• **Extracted material**:
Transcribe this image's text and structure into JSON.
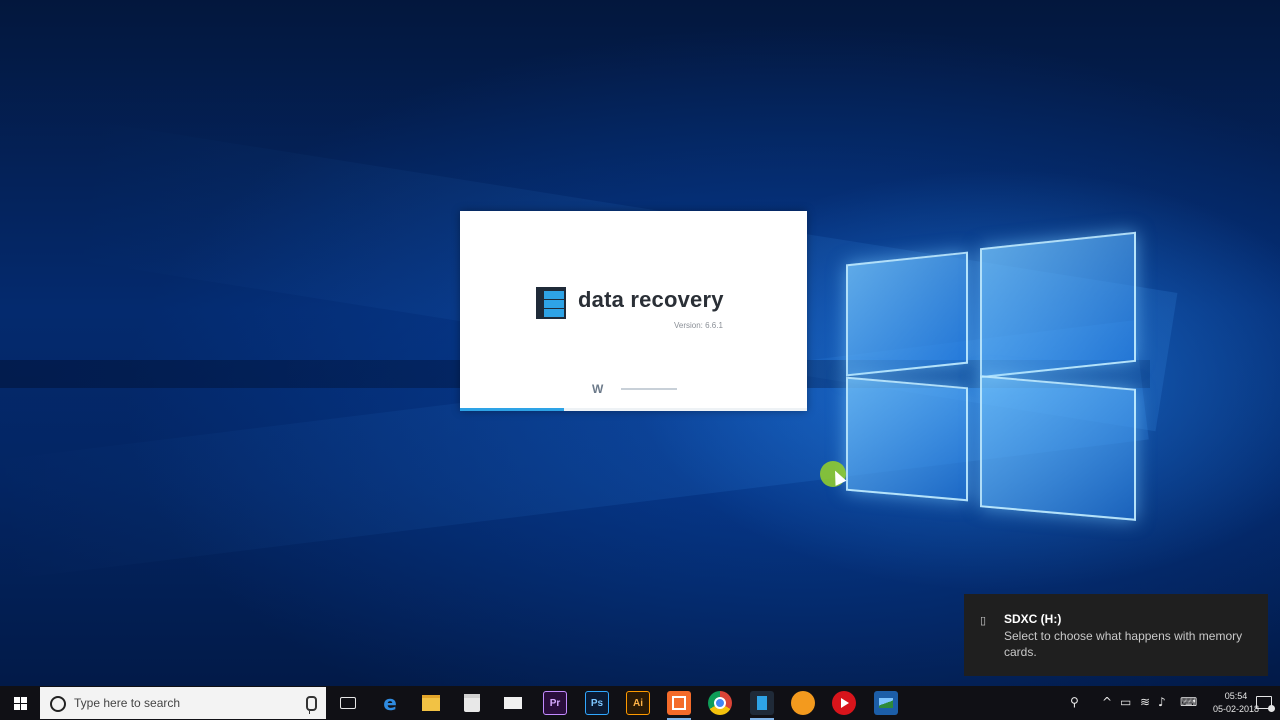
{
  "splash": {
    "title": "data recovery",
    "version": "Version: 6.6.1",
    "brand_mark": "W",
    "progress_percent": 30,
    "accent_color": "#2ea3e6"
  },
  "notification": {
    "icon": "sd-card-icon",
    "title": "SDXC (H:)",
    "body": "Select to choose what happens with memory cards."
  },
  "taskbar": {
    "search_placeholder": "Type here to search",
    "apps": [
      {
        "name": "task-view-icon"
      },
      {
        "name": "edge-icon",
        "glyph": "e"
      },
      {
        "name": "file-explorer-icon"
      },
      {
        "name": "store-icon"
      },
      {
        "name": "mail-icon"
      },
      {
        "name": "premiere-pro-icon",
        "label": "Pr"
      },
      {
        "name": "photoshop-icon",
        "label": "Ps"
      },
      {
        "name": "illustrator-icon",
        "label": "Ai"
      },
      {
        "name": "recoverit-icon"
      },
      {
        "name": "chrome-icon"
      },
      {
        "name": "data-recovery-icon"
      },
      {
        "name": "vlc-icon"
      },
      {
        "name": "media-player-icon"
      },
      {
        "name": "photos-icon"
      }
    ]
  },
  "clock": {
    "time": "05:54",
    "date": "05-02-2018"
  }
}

• **What you are asked to do**:
Exclude every picture and copy the remaining data exactly.

• **The result**:
Transcribe this image's text and structure into JSON.
{
  "splash": {
    "title": "data recovery",
    "version": "Version: 6.6.1",
    "brand_mark": "W",
    "progress_percent": 30,
    "accent_color": "#2ea3e6"
  },
  "notification": {
    "icon": "sd-card-icon",
    "title": "SDXC (H:)",
    "body": "Select to choose what happens with memory cards."
  },
  "taskbar": {
    "search_placeholder": "Type here to search",
    "apps": [
      {
        "name": "task-view-icon"
      },
      {
        "name": "edge-icon",
        "glyph": "e"
      },
      {
        "name": "file-explorer-icon"
      },
      {
        "name": "store-icon"
      },
      {
        "name": "mail-icon"
      },
      {
        "name": "premiere-pro-icon",
        "label": "Pr"
      },
      {
        "name": "photoshop-icon",
        "label": "Ps"
      },
      {
        "name": "illustrator-icon",
        "label": "Ai"
      },
      {
        "name": "recoverit-icon"
      },
      {
        "name": "chrome-icon"
      },
      {
        "name": "data-recovery-icon"
      },
      {
        "name": "vlc-icon"
      },
      {
        "name": "media-player-icon"
      },
      {
        "name": "photos-icon"
      }
    ]
  },
  "clock": {
    "time": "05:54",
    "date": "05-02-2018"
  }
}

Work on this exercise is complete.